**PROBLEM:**
Pull each line holding the word "হজরত" from the data.

** start DATA IN THIS EXERCISE **

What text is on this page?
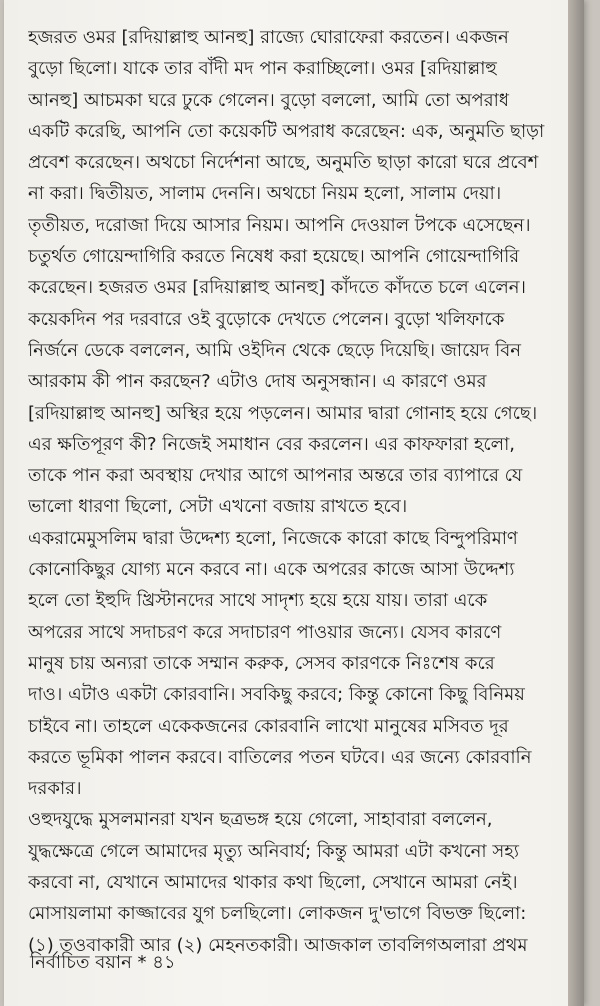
হজরত ওমর [রদিয়াল্লাহু আনহু] রাজ্যে ঘোরাফেরা করতেন। একজন
বুড়ো ছিলো। যাকে তার বাঁদী মদ পান করাচ্ছিলো। ওমর [রদিয়াল্লাহু
আনহু] আচমকা ঘরে ঢুকে গেলেন। বুড়ো বললো, আমি তো অপরাধ
একটি করেছি, আপনি তো কয়েকটি অপরাধ করেছেন: এক, অনুমতি ছাড়া
প্রবেশ করেছেন। অথচো নির্দেশনা আছে, অনুমতি ছাড়া কারো ঘরে প্রবেশ
না করা। দ্বিতীয়ত, সালাম দেননি। অথচো নিয়ম হলো, সালাম দেয়া।
তৃতীয়ত, দরোজা দিয়ে আসার নিয়ম। আপনি দেওয়াল টপকে এসেছেন।
চতুর্থত গোয়েন্দাগিরি করতে নিষেধ করা হয়েছে। আপনি গোয়েন্দাগিরি
করেছেন। হজরত ওমর [রদিয়াল্লাহু আনহু] কাঁদতে কাঁদতে চলে এলেন।
কয়েকদিন পর দরবারে ওই বুড়োকে দেখতে পেলেন। বুড়ো খলিফাকে
নির্জনে ডেকে বললেন, আমি ওইদিন থেকে ছেড়ে দিয়েছি। জায়েদ বিন
আরকাম কী পান করছেন? এটাও দোষ অনুসন্ধান। এ কারণে ওমর
[রদিয়াল্লাহু আনহু] অস্থির হয়ে পড়লেন। আমার দ্বারা গোনাহ হয়ে গেছে।
এর ক্ষতিপূরণ কী? নিজেই সমাধান বের করলেন। এর কাফফারা হলো,
তাকে পান করা অবস্থায় দেখার আগে আপনার অন্তরে তার ব্যাপারে যে
ভালো ধারণা ছিলো, সেটা এখনো বজায় রাখতে হবে।

একরামেমুসলিম দ্বারা উদ্দেশ্য হলো, নিজেকে কারো কাছে বিন্দুপরিমাণ
কোনোকিছুর যোগ্য মনে করবে না। একে অপরের কাজে আসা উদ্দেশ্য
হলে তো ইহুদি খ্রিস্টানদের সাথে সাদৃশ্য হয়ে হয়ে যায়। তারা একে
অপরের সাথে সদাচরণ করে সদাচারণ পাওয়ার জন্যে। যেসব কারণে
মানুষ চায় অন্যরা তাকে সম্মান করুক, সেসব কারণকে নিঃশেষ করে
দাও। এটাও একটা কোরবানি। সবকিছু করবে; কিন্তু কোনো কিছু বিনিময়
চাইবে না। তাহলে একেকজনের কোরবানি লাখো মানুষের মসিবত দূর
করতে ভূমিকা পালন করবে। বাতিলের পতন ঘটবে। এর জন্যে কোরবানি
দরকার।

ওহুদযুদ্ধে মুসলমানরা যখন ছত্রভঙ্গ হয়ে গেলো, সাহাবারা বললেন,
যুদ্ধক্ষেত্রে গেলে আমাদের মৃত্যু অনিবার্য; কিন্তু আমরা এটা কখনো সহ্য
করবো না, যেখানে আমাদের থাকার কথা ছিলো, সেখানে আমরা নেই।

মোসায়লামা কাজ্জাবের যুগ চলছিলো। লোকজন দু'ভাগে বিভক্ত ছিলো:
(১) তওবাকারী আর (২) মেহনতকারী। আজকাল তাবলিগঅলারা প্রথম

নির্বাচিত বয়ান * ৪১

** end DATA IN THIS EXERCISE **

**EXERCISE RESULT:**
হজরত ওমর [রদিয়াল্লাহু আনহু] রাজ্যে ঘোরাফেরা করতেন। একজন
করেছেন। হজরত ওমর [রদিয়াল্লাহু আনহু] কাঁদতে কাঁদতে চলে এলেন।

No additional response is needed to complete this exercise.